>>>

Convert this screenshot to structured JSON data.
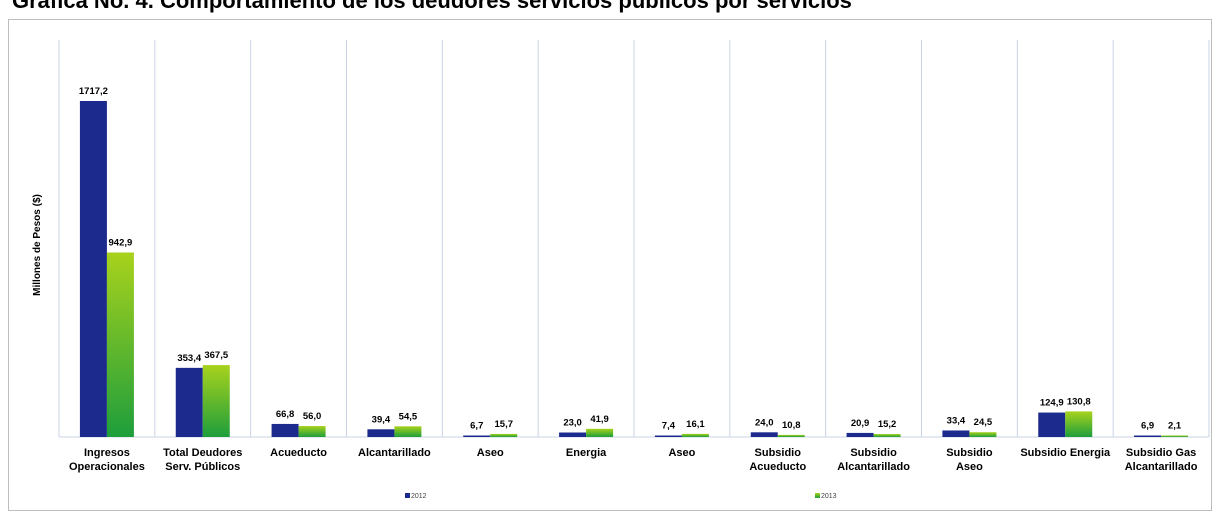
{
  "page": {
    "title": "Gráfica No. 4. Comportamiento de los deudores servicios públicos por servicios"
  },
  "colors": {
    "series_2012": "#1b2a8c",
    "series_2013_top": "#a8d21c",
    "series_2013_bottom": "#1e9e3c",
    "gridline": "#c9d3e6"
  },
  "chart_data": {
    "type": "bar",
    "ylabel": "Millones de Pesos ($)",
    "xlabel": "",
    "ylim": [
      0,
      1750
    ],
    "grid": "vertical category separators",
    "legend_position": "bottom",
    "categories": [
      [
        "Ingresos",
        "Operacionales"
      ],
      [
        "Total Deudores",
        "Serv. Públicos"
      ],
      [
        "Acueducto"
      ],
      [
        "Alcantarillado"
      ],
      [
        "Aseo"
      ],
      [
        "Energia"
      ],
      [
        "Aseo"
      ],
      [
        "Subsidio",
        "Acueducto"
      ],
      [
        "Subsidio",
        "Alcantarillado"
      ],
      [
        "Subsidio",
        "Aseo"
      ],
      [
        "Subsidio Energia"
      ],
      [
        "Subsidio Gas",
        "Alcantarillado"
      ]
    ],
    "series": [
      {
        "name": "2012",
        "values": [
          1717.2,
          353.4,
          66.8,
          39.4,
          6.7,
          23.0,
          7.4,
          24.0,
          20.9,
          33.4,
          124.9,
          6.9
        ],
        "labels": [
          "1717,2",
          "353,4",
          "66,8",
          "39,4",
          "6,7",
          "23,0",
          "7,4",
          "24,0",
          "20,9",
          "33,4",
          "124,9",
          "6,9"
        ]
      },
      {
        "name": "2013",
        "values": [
          942.9,
          367.5,
          56.0,
          54.5,
          15.7,
          41.9,
          16.1,
          10.8,
          15.2,
          24.5,
          130.8,
          2.1
        ],
        "labels": [
          "942,9",
          "367,5",
          "56,0",
          "54,5",
          "15,7",
          "41,9",
          "16,1",
          "10,8",
          "15,2",
          "24,5",
          "130,8",
          "2,1"
        ]
      }
    ]
  }
}
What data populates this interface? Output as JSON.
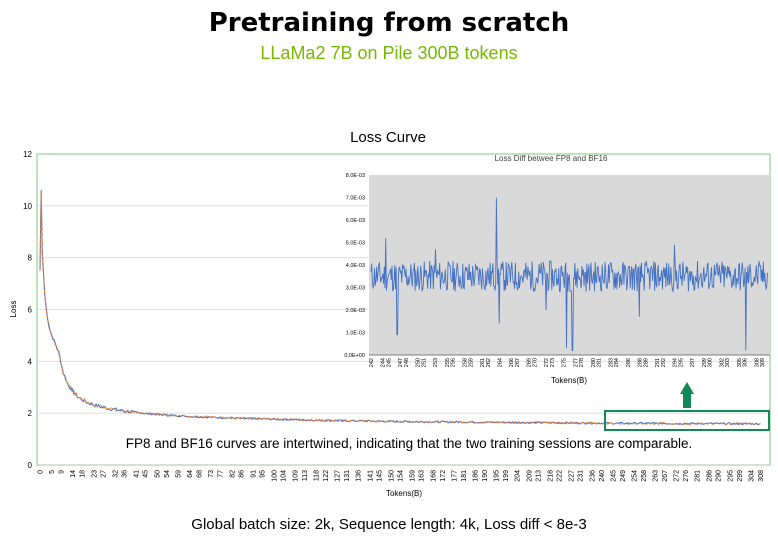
{
  "header": {
    "title": "Pretraining from scratch",
    "subtitle": "LLaMa2 7B on Pile 300B tokens"
  },
  "footer": {
    "text": "Global batch size: 2k, Sequence length: 4k, Loss diff < 8e-3"
  },
  "annotation": {
    "text": "FP8 and BF16 curves are intertwined, indicating that the two training sessions are comparable."
  },
  "colors": {
    "accent_green": "#76b900",
    "box_green": "#128a55",
    "arrow_green": "#128a55",
    "fp8_line": "#4472c4",
    "bf16_line": "#ed7d31",
    "inset_bg": "#d9d9d9",
    "diff_line": "#4472c4"
  },
  "chart_data": [
    {
      "type": "line",
      "title": "Loss Curve",
      "xlabel": "Tokens(B)",
      "ylabel": "Loss",
      "ylim": [
        0,
        12
      ],
      "yticks": [
        0,
        2,
        4,
        6,
        8,
        10,
        12
      ],
      "xlim": [
        0,
        310
      ],
      "xticks": [
        0,
        5,
        9,
        14,
        18,
        23,
        27,
        32,
        36,
        41,
        45,
        50,
        54,
        59,
        64,
        68,
        73,
        77,
        82,
        86,
        91,
        95,
        100,
        104,
        109,
        113,
        118,
        122,
        127,
        131,
        136,
        141,
        145,
        150,
        154,
        159,
        163,
        168,
        172,
        177,
        181,
        186,
        190,
        195,
        199,
        204,
        209,
        213,
        218,
        222,
        227,
        231,
        236,
        240,
        245,
        249,
        254,
        258,
        263,
        267,
        272,
        276,
        281,
        286,
        290,
        295,
        299,
        304,
        308
      ],
      "grid": "horizontal",
      "legend": "none",
      "series": [
        {
          "color": "#4472c4",
          "x": [
            0,
            0.5,
            1,
            2,
            3,
            4,
            5,
            6,
            8,
            10,
            12,
            14,
            16,
            18,
            20,
            23,
            27,
            32,
            36,
            41,
            45,
            50,
            59,
            68,
            77,
            86,
            95,
            104,
            113,
            122,
            136,
            150,
            163,
            177,
            190,
            204,
            218,
            231,
            245,
            258,
            272,
            286,
            299,
            308
          ],
          "y": [
            7.5,
            10.6,
            8.2,
            6.6,
            5.8,
            5.3,
            5.0,
            4.8,
            4.35,
            3.55,
            3.1,
            2.85,
            2.65,
            2.52,
            2.42,
            2.32,
            2.22,
            2.14,
            2.08,
            2.03,
            1.99,
            1.95,
            1.9,
            1.86,
            1.83,
            1.8,
            1.78,
            1.76,
            1.74,
            1.72,
            1.7,
            1.68,
            1.67,
            1.66,
            1.65,
            1.64,
            1.63,
            1.62,
            1.61,
            1.61,
            1.6,
            1.6,
            1.59,
            1.59
          ]
        },
        {
          "color": "#ed7d31",
          "x": [
            0,
            0.5,
            1,
            2,
            3,
            4,
            5,
            6,
            8,
            10,
            12,
            14,
            16,
            18,
            20,
            23,
            27,
            32,
            36,
            41,
            45,
            50,
            59,
            68,
            77,
            86,
            95,
            104,
            113,
            122,
            136,
            150,
            163,
            177,
            190,
            204,
            218,
            231,
            245,
            258,
            272,
            286,
            299,
            308
          ],
          "y": [
            7.5,
            10.6,
            8.2,
            6.6,
            5.8,
            5.3,
            5.0,
            4.8,
            4.35,
            3.55,
            3.1,
            2.85,
            2.65,
            2.52,
            2.42,
            2.32,
            2.22,
            2.14,
            2.08,
            2.03,
            1.99,
            1.95,
            1.9,
            1.86,
            1.83,
            1.8,
            1.78,
            1.76,
            1.74,
            1.72,
            1.7,
            1.68,
            1.67,
            1.66,
            1.65,
            1.64,
            1.63,
            1.62,
            1.61,
            1.61,
            1.6,
            1.6,
            1.59,
            1.59
          ]
        }
      ]
    },
    {
      "type": "line",
      "title": "Loss Diff betwee FP8 and BF16",
      "xlabel": "Tokens(B)",
      "ylabel": "",
      "ylim": [
        0,
        0.008
      ],
      "yticks": [
        "0.0E+00",
        "1.0E-03",
        "2.0E-03",
        "3.0E-03",
        "4.0E-03",
        "5.0E-03",
        "6.0E-03",
        "7.0E-03",
        "8.0E-03"
      ],
      "xlim": [
        242,
        310
      ],
      "xticks": [
        242,
        244,
        245,
        247,
        248,
        250,
        251,
        253,
        255,
        256,
        258,
        259,
        261,
        262,
        264,
        266,
        267,
        269,
        270,
        272,
        273,
        275,
        277,
        278,
        280,
        281,
        283,
        284,
        286,
        288,
        289,
        291,
        292,
        294,
        295,
        297,
        299,
        300,
        302,
        303,
        305,
        306,
        308,
        309
      ],
      "grid": "none",
      "legend": "none",
      "typical_range": [
        0.0029,
        0.0041
      ],
      "spikes": [
        {
          "x": 244.5,
          "y": 0.0052
        },
        {
          "x": 246.5,
          "y": 0.0009
        },
        {
          "x": 253.0,
          "y": 0.0047
        },
        {
          "x": 263.5,
          "y": 0.007
        },
        {
          "x": 264.0,
          "y": 0.0014
        },
        {
          "x": 272.0,
          "y": 0.002
        },
        {
          "x": 275.5,
          "y": 0.0003
        },
        {
          "x": 276.5,
          "y": 0.0002
        },
        {
          "x": 288.0,
          "y": 0.0017
        },
        {
          "x": 294.0,
          "y": 0.0049
        },
        {
          "x": 306.2,
          "y": 0.0002
        }
      ]
    }
  ]
}
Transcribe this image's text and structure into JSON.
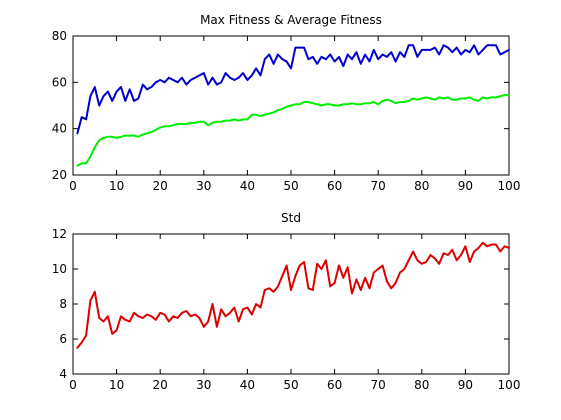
{
  "chart_data": [
    {
      "type": "line",
      "title": "Max Fitness & Average Fitness",
      "xlabel": "",
      "ylabel": "",
      "xlim": [
        0,
        100
      ],
      "ylim": [
        20,
        80
      ],
      "xticks": [
        0,
        10,
        20,
        30,
        40,
        50,
        60,
        70,
        80,
        90,
        100
      ],
      "yticks": [
        20,
        40,
        60,
        80
      ],
      "grid": false,
      "series": [
        {
          "color": "#0000cc",
          "x": [
            1,
            2,
            3,
            4,
            5,
            6,
            7,
            8,
            9,
            10,
            11,
            12,
            13,
            14,
            15,
            16,
            17,
            18,
            19,
            20,
            21,
            22,
            23,
            24,
            25,
            26,
            27,
            28,
            29,
            30,
            31,
            32,
            33,
            34,
            35,
            36,
            37,
            38,
            39,
            40,
            41,
            42,
            43,
            44,
            45,
            46,
            47,
            48,
            49,
            50,
            51,
            52,
            53,
            54,
            55,
            56,
            57,
            58,
            59,
            60,
            61,
            62,
            63,
            64,
            65,
            66,
            67,
            68,
            69,
            70,
            71,
            72,
            73,
            74,
            75,
            76,
            77,
            78,
            79,
            80,
            81,
            82,
            83,
            84,
            85,
            86,
            87,
            88,
            89,
            90,
            91,
            92,
            93,
            94,
            95,
            96,
            97,
            98,
            99,
            100
          ],
          "values": [
            38,
            45,
            44,
            54,
            58,
            50,
            54,
            56,
            52,
            56,
            58,
            52,
            57,
            52,
            53,
            59,
            57,
            58,
            60,
            61,
            60,
            62,
            61,
            60,
            62,
            59,
            61,
            62,
            63,
            64,
            59,
            62,
            59,
            60,
            64,
            62,
            61,
            62,
            64,
            61,
            63,
            66,
            63,
            70,
            72,
            68,
            72,
            70,
            69,
            66,
            75,
            75,
            75,
            70,
            71,
            68,
            71,
            70,
            72,
            69,
            71,
            67,
            72,
            70,
            73,
            68,
            72,
            69,
            74,
            70,
            72,
            71,
            73,
            69,
            73,
            71,
            76,
            76,
            71,
            74,
            74,
            74,
            75,
            72,
            76,
            75,
            73,
            75,
            72,
            74,
            73,
            76,
            72,
            74,
            76,
            76,
            76,
            72,
            73,
            74
          ]
        },
        {
          "color": "#00ee00",
          "x": [
            1,
            2,
            3,
            4,
            5,
            6,
            7,
            8,
            9,
            10,
            11,
            12,
            13,
            14,
            15,
            16,
            17,
            18,
            19,
            20,
            21,
            22,
            23,
            24,
            25,
            26,
            27,
            28,
            29,
            30,
            31,
            32,
            33,
            34,
            35,
            36,
            37,
            38,
            39,
            40,
            41,
            42,
            43,
            44,
            45,
            46,
            47,
            48,
            49,
            50,
            51,
            52,
            53,
            54,
            55,
            56,
            57,
            58,
            59,
            60,
            61,
            62,
            63,
            64,
            65,
            66,
            67,
            68,
            69,
            70,
            71,
            72,
            73,
            74,
            75,
            76,
            77,
            78,
            79,
            80,
            81,
            82,
            83,
            84,
            85,
            86,
            87,
            88,
            89,
            90,
            91,
            92,
            93,
            94,
            95,
            96,
            97,
            98,
            99,
            100
          ],
          "values": [
            24,
            25,
            25,
            28,
            32,
            35,
            36,
            36.5,
            36.5,
            36,
            36.5,
            37,
            37,
            37,
            36.5,
            37.5,
            38,
            38.5,
            39.5,
            40.5,
            41,
            41,
            41.5,
            42,
            42,
            42,
            42.5,
            42.5,
            43,
            43,
            41.5,
            42.5,
            43,
            43,
            43.5,
            43.5,
            44,
            43.5,
            44,
            44,
            46,
            46,
            45.5,
            46,
            46.5,
            47,
            48,
            48.5,
            49.5,
            50,
            50.5,
            50.5,
            51.5,
            51.5,
            51,
            50.5,
            50,
            50.5,
            50.5,
            50,
            50,
            50.5,
            50.5,
            51,
            50.5,
            50.5,
            51,
            51,
            51.5,
            50.5,
            52,
            52.5,
            52,
            51,
            51.5,
            51.5,
            52,
            53,
            52.5,
            53,
            53.5,
            53,
            52.5,
            53.5,
            53,
            53.5,
            52.5,
            52.5,
            53,
            53,
            53.5,
            52.5,
            52,
            53.5,
            53,
            53.5,
            53.5,
            54,
            54.5,
            54.5
          ]
        }
      ]
    },
    {
      "type": "line",
      "title": "Std",
      "xlabel": "",
      "ylabel": "",
      "xlim": [
        0,
        100
      ],
      "ylim": [
        4,
        12
      ],
      "xticks": [
        0,
        10,
        20,
        30,
        40,
        50,
        60,
        70,
        80,
        90,
        100
      ],
      "yticks": [
        4,
        6,
        8,
        10,
        12
      ],
      "grid": false,
      "series": [
        {
          "color": "#dd0000",
          "x": [
            1,
            2,
            3,
            4,
            5,
            6,
            7,
            8,
            9,
            10,
            11,
            12,
            13,
            14,
            15,
            16,
            17,
            18,
            19,
            20,
            21,
            22,
            23,
            24,
            25,
            26,
            27,
            28,
            29,
            30,
            31,
            32,
            33,
            34,
            35,
            36,
            37,
            38,
            39,
            40,
            41,
            42,
            43,
            44,
            45,
            46,
            47,
            48,
            49,
            50,
            51,
            52,
            53,
            54,
            55,
            56,
            57,
            58,
            59,
            60,
            61,
            62,
            63,
            64,
            65,
            66,
            67,
            68,
            69,
            70,
            71,
            72,
            73,
            74,
            75,
            76,
            77,
            78,
            79,
            80,
            81,
            82,
            83,
            84,
            85,
            86,
            87,
            88,
            89,
            90,
            91,
            92,
            93,
            94,
            95,
            96,
            97,
            98,
            99,
            100
          ],
          "values": [
            5.5,
            5.8,
            6.2,
            8.2,
            8.7,
            7.2,
            7.0,
            7.3,
            6.3,
            6.5,
            7.3,
            7.1,
            7.0,
            7.5,
            7.3,
            7.2,
            7.4,
            7.3,
            7.1,
            7.5,
            7.4,
            7.0,
            7.3,
            7.2,
            7.5,
            7.6,
            7.3,
            7.4,
            7.2,
            6.7,
            7.0,
            8.0,
            6.7,
            7.7,
            7.3,
            7.5,
            7.8,
            7.0,
            7.7,
            7.8,
            7.4,
            8.0,
            7.8,
            8.8,
            8.9,
            8.7,
            9.0,
            9.6,
            10.2,
            8.8,
            9.6,
            10.2,
            10.4,
            8.9,
            8.8,
            10.3,
            10.0,
            10.5,
            9.0,
            9.2,
            10.2,
            9.5,
            10.1,
            8.6,
            9.4,
            8.8,
            9.5,
            8.9,
            9.8,
            10.0,
            10.2,
            9.3,
            8.9,
            9.2,
            9.8,
            10.0,
            10.5,
            11.0,
            10.5,
            10.3,
            10.4,
            10.8,
            10.6,
            10.3,
            10.9,
            10.8,
            11.1,
            10.5,
            10.8,
            11.3,
            10.4,
            11.0,
            11.2,
            11.5,
            11.3,
            11.4,
            11.4,
            11.0,
            11.3,
            11.2
          ]
        }
      ]
    }
  ]
}
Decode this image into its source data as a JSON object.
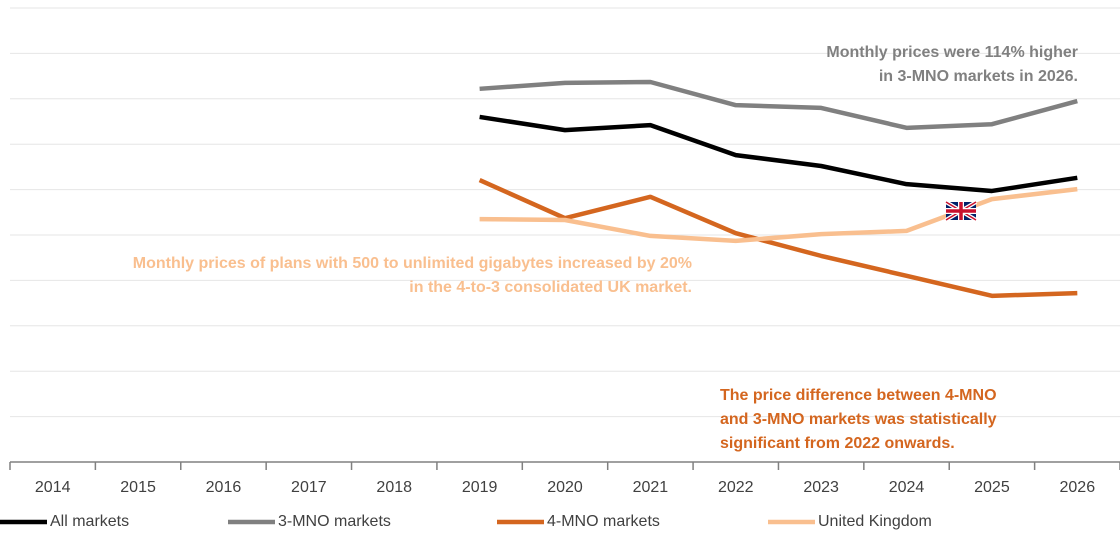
{
  "chart_data": {
    "type": "line",
    "categories": [
      "2014",
      "2015",
      "2016",
      "2017",
      "2018",
      "2019",
      "2020",
      "2021",
      "2022",
      "2023",
      "2024",
      "2025",
      "2026"
    ],
    "series": [
      {
        "name": "All markets",
        "color": "#000000",
        "values": [
          null,
          null,
          null,
          null,
          null,
          7.6,
          7.31,
          7.42,
          6.76,
          6.52,
          6.12,
          5.97,
          6.26
        ]
      },
      {
        "name": "3-MNO markets",
        "color": "#808080",
        "values": [
          null,
          null,
          null,
          null,
          null,
          8.22,
          8.35,
          8.37,
          7.86,
          7.8,
          7.36,
          7.44,
          7.95
        ]
      },
      {
        "name": "4-MNO markets",
        "color": "#d4661f",
        "values": [
          null,
          null,
          null,
          null,
          null,
          6.21,
          5.37,
          5.84,
          5.04,
          4.54,
          4.1,
          3.66,
          3.72
        ]
      },
      {
        "name": "United Kingdom",
        "color": "#f9bf8f",
        "values": [
          null,
          null,
          null,
          null,
          null,
          5.35,
          5.33,
          4.98,
          4.87,
          5.02,
          5.09,
          5.79,
          6.01
        ]
      }
    ],
    "ylim": [
      0,
      10
    ],
    "yticks": [
      0,
      1,
      2,
      3,
      4,
      5,
      6,
      7,
      8,
      9,
      10
    ],
    "grid": true,
    "legend": "bottom",
    "annotations": [
      {
        "lines": [
          "Monthly prices were 114% higher",
          "in 3-MNO markets in 2026."
        ],
        "color": "#808080"
      },
      {
        "lines": [
          "Monthly prices of plans with 500 to unlimited gigabytes increased by 20%",
          "in the 4-to-3 consolidated UK market."
        ],
        "color": "#f9bf8f"
      },
      {
        "lines": [
          "The price difference between 4-MNO",
          "and 3-MNO markets was statistically",
          "significant  from 2022 onwards."
        ],
        "color": "#d4661f"
      }
    ]
  }
}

<<<

**Problem requirements**
Pull out all lines from the entries above that include the word "into".

**Solution to this exercise**
Transcribe this image's text and structure into JSON.
Decode this image into its source data as a JSON object.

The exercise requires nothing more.